● ITEMS:

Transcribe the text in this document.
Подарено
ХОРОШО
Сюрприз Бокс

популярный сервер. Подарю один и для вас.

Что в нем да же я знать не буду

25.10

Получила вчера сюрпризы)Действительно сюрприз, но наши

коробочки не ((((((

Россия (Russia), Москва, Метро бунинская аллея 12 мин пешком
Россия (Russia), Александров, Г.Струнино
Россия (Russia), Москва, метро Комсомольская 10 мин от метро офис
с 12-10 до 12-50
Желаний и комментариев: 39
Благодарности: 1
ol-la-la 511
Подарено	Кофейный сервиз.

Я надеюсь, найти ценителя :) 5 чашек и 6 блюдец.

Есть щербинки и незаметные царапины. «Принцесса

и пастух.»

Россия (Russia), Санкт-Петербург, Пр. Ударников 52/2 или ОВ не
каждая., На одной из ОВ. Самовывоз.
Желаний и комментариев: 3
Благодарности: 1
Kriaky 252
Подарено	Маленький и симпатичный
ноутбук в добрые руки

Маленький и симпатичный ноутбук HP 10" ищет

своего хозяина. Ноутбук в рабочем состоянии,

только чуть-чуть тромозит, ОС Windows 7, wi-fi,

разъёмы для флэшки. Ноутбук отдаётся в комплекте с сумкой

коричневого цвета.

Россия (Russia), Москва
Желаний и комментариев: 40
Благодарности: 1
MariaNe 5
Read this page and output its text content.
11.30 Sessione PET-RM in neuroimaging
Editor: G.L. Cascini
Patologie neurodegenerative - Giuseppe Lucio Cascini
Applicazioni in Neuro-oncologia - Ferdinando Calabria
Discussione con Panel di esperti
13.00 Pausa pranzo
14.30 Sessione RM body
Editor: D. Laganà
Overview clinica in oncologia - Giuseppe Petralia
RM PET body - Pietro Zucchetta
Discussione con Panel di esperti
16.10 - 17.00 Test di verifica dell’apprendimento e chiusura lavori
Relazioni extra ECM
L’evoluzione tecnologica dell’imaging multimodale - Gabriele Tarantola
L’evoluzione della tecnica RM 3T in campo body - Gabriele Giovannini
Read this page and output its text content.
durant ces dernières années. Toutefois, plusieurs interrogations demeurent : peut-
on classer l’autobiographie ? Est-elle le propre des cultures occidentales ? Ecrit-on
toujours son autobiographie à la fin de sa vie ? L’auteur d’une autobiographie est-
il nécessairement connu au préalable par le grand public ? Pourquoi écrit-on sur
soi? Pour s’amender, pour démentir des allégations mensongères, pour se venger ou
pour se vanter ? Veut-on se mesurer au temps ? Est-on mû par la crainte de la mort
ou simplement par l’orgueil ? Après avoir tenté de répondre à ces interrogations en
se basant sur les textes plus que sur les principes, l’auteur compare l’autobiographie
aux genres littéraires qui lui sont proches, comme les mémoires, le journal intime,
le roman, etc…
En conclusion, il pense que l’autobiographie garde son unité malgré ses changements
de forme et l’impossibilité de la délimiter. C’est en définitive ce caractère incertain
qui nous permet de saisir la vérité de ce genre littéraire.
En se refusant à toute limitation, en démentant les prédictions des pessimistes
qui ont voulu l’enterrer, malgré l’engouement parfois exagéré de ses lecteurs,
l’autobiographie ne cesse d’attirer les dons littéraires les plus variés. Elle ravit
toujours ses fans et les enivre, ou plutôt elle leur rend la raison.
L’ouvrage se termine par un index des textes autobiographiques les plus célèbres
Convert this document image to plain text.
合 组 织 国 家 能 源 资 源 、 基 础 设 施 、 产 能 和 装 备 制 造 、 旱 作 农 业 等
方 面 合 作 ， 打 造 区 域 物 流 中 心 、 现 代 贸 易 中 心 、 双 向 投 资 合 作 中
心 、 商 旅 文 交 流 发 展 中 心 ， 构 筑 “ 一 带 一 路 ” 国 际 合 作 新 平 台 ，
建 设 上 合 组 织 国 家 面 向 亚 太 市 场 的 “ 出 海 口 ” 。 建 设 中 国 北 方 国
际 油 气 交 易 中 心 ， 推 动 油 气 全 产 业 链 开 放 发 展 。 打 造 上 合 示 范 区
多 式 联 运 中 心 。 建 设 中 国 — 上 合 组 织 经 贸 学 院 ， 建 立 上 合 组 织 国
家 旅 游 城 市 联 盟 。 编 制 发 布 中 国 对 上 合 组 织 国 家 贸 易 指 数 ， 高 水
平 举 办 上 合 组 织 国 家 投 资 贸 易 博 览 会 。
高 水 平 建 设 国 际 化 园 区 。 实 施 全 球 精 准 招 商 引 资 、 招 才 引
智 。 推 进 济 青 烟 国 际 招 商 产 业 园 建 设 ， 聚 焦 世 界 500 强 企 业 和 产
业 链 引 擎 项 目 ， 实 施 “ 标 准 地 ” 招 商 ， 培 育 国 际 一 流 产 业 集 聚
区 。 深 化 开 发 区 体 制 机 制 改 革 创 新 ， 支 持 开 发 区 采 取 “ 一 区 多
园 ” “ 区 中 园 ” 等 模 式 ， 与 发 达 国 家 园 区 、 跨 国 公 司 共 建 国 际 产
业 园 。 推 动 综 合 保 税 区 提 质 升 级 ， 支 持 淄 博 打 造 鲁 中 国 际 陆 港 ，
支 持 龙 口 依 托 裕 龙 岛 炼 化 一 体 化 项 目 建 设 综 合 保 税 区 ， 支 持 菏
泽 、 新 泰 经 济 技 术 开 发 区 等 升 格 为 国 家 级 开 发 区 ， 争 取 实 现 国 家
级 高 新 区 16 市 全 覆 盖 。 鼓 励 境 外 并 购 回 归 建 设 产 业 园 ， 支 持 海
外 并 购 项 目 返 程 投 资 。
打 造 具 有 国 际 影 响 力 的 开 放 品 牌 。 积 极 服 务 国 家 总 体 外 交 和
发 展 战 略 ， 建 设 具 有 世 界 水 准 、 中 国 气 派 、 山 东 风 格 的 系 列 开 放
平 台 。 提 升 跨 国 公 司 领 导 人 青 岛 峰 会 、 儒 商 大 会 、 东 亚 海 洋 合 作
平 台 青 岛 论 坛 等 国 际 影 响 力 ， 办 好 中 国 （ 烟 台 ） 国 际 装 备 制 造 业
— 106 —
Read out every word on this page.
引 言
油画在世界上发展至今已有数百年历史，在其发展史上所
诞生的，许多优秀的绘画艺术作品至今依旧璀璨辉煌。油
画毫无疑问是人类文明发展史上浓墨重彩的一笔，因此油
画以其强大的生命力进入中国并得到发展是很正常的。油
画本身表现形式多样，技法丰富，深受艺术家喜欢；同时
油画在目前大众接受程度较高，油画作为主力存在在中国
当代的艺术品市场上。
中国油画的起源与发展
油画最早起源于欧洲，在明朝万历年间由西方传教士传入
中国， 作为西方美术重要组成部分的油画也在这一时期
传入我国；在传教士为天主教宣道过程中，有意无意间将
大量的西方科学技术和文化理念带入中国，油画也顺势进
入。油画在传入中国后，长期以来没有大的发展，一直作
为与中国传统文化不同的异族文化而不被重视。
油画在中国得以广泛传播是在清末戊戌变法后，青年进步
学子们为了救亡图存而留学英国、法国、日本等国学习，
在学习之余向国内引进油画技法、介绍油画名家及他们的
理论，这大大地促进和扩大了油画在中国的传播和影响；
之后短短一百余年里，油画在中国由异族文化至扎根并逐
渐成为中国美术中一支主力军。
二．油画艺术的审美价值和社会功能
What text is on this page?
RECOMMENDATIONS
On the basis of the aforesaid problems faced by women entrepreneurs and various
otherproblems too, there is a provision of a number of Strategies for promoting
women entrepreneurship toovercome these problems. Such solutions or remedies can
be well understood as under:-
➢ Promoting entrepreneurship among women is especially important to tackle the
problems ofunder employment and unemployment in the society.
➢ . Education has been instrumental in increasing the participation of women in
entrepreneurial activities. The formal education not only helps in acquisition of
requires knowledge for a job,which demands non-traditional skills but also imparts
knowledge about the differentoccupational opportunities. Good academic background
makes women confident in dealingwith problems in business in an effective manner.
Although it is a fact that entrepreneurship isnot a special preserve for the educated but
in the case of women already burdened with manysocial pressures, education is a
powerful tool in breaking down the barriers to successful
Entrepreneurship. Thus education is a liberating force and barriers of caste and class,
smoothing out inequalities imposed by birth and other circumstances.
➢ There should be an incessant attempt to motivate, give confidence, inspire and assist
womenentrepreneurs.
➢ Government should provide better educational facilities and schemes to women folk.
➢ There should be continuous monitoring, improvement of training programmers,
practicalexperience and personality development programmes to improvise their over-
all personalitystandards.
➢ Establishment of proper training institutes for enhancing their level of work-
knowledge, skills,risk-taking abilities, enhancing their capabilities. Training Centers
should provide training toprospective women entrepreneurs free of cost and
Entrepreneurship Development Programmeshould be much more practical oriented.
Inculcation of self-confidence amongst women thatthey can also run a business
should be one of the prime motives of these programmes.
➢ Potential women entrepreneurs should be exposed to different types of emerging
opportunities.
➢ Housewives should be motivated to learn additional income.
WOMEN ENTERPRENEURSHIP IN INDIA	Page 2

● CHALLENGE: Where a line above contains the string "interrogations", copy that line.

● FULL ANSWER:
durant ces dernières années. Toutefois, plusieurs interrogations demeurent : peut-
ou simplement par l’orgueil ? Après avoir tenté de répondre à ces interrogations en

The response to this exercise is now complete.